[Data extracted from a collection]
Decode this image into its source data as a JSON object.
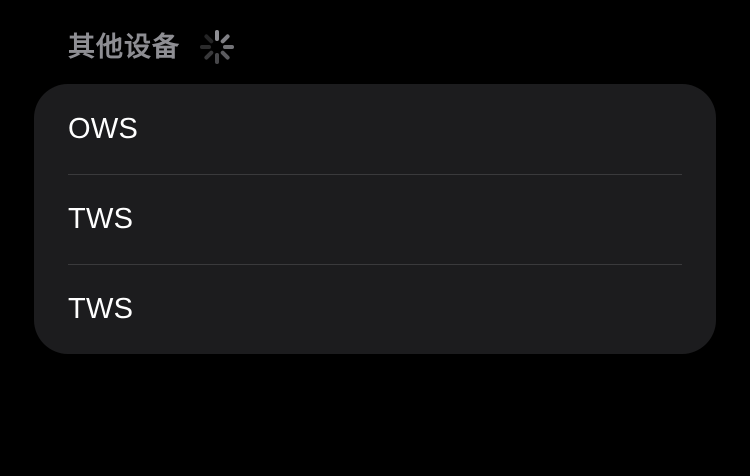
{
  "section": {
    "title": "其他设备",
    "loading_indicator": "activity-spinner-icon"
  },
  "devices": [
    {
      "name": "OWS"
    },
    {
      "name": "TWS"
    },
    {
      "name": "TWS"
    }
  ],
  "colors": {
    "background": "#000000",
    "card": "#1c1c1e",
    "header_text": "#8e8e93",
    "row_text": "#ffffff",
    "separator": "#3a3a3c"
  }
}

Directive: All of the lines above should be retyped precisely, apart from the pictures.

Finished exercise:
Decode this image into its source data as a JSON object.
{
  "section": {
    "title": "其他设备",
    "loading_indicator": "activity-spinner-icon"
  },
  "devices": [
    {
      "name": "OWS"
    },
    {
      "name": "TWS"
    },
    {
      "name": "TWS"
    }
  ],
  "colors": {
    "background": "#000000",
    "card": "#1c1c1e",
    "header_text": "#8e8e93",
    "row_text": "#ffffff",
    "separator": "#3a3a3c"
  }
}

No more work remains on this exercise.